Requirements
Look through the records below and collect all lines that hold the string "function".

Extracted records
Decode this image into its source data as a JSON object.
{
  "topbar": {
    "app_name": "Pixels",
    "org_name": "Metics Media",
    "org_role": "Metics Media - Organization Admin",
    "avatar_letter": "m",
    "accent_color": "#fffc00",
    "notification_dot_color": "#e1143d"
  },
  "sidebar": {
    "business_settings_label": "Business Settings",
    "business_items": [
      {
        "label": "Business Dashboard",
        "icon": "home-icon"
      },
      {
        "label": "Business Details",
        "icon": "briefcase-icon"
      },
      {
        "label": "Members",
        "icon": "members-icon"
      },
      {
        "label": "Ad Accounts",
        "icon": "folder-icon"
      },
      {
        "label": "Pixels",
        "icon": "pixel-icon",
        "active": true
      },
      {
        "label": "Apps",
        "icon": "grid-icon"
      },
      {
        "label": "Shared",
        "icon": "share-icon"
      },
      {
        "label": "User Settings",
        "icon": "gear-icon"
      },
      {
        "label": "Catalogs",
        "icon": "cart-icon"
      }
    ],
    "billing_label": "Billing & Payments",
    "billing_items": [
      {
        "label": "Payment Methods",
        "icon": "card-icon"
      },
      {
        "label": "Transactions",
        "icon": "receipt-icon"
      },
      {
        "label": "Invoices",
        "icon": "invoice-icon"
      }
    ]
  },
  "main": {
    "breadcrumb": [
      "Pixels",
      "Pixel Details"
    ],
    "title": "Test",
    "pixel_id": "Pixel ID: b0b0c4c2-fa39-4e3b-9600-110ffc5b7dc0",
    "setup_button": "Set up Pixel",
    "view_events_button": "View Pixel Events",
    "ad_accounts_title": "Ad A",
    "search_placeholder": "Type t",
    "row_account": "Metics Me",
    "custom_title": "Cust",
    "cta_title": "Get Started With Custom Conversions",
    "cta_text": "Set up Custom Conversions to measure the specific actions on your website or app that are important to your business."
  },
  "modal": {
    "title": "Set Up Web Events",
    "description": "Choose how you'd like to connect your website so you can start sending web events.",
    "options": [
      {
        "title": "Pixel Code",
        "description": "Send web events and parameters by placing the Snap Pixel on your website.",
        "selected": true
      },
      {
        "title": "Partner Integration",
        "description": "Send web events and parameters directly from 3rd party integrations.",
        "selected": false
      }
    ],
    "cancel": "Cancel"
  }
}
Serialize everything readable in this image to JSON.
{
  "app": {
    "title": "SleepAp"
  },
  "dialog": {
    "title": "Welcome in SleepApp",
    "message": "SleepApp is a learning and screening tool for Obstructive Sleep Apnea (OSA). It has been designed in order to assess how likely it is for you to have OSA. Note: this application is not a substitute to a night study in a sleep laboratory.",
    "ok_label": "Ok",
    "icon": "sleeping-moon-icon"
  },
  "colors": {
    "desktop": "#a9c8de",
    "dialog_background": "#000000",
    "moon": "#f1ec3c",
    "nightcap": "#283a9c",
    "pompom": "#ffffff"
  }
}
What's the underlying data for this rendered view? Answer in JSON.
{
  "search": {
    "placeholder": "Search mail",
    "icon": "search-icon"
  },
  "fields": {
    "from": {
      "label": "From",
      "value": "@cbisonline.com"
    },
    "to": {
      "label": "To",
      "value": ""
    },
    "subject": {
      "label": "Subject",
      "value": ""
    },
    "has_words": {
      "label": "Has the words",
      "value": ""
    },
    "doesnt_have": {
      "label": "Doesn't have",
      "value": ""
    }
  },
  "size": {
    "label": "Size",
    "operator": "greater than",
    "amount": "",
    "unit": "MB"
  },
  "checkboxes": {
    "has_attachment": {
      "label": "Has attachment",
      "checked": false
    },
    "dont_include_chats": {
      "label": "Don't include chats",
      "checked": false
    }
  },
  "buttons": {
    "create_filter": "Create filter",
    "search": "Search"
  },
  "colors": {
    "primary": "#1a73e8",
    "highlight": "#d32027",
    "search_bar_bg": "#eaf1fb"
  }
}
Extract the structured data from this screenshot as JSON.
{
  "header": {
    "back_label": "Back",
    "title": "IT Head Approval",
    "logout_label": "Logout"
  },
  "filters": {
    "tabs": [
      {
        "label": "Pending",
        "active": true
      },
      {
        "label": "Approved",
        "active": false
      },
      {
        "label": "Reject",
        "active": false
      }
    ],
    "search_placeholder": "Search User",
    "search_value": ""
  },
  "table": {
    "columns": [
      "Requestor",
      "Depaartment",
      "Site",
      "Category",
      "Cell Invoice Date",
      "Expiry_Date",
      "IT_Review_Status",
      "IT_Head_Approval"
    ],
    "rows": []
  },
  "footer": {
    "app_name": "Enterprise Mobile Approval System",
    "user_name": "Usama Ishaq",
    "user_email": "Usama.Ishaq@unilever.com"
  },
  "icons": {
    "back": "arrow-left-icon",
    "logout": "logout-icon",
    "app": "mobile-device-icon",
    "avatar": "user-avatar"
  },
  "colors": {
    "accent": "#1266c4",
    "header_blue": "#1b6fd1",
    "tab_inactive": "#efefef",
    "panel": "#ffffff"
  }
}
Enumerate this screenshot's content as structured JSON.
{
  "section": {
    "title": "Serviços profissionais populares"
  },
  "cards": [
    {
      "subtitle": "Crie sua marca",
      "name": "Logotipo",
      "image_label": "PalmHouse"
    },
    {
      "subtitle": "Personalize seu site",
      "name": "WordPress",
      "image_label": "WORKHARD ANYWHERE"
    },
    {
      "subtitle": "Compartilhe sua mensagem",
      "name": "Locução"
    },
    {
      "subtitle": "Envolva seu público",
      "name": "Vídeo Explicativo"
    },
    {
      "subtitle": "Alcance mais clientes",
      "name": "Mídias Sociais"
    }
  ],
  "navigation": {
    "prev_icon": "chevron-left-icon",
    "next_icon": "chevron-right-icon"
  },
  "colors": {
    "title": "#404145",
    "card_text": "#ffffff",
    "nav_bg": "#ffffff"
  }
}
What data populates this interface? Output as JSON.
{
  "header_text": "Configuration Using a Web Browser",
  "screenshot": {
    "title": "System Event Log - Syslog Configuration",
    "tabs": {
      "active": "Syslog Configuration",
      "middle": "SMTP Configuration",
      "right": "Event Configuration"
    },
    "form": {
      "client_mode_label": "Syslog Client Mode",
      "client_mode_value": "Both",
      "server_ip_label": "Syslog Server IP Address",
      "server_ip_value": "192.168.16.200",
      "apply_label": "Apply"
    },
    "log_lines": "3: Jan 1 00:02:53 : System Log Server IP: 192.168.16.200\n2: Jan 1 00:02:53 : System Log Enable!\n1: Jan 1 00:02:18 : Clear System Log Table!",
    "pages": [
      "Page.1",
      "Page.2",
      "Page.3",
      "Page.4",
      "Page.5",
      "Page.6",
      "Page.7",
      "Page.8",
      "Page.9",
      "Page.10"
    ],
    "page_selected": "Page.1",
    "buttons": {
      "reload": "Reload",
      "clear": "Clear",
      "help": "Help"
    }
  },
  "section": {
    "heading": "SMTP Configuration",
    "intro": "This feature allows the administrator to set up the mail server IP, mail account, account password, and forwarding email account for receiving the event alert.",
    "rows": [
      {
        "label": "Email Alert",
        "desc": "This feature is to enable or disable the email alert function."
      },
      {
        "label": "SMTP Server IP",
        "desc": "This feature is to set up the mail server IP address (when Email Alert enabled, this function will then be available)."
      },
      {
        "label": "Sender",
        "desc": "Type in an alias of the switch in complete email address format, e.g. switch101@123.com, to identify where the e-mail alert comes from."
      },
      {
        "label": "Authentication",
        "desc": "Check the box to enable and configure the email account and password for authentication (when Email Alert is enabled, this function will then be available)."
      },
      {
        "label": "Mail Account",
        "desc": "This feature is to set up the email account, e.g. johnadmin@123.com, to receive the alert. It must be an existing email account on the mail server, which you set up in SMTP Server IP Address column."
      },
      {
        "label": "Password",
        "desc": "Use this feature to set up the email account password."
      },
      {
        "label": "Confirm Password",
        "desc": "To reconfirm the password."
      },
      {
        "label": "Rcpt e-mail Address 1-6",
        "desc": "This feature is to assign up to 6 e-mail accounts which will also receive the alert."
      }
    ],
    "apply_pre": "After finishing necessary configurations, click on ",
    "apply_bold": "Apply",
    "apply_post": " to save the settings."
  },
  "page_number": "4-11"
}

The solution
        "desc": "This feature is to enable or disable the email alert function."
        "desc": "This feature is to set up the mail server IP address (when Email Alert enabled, this function will then be available)."
        "desc": "Check the box to enable and configure the email account and password for authentication (when Email Alert is enabled, this function will then be available)."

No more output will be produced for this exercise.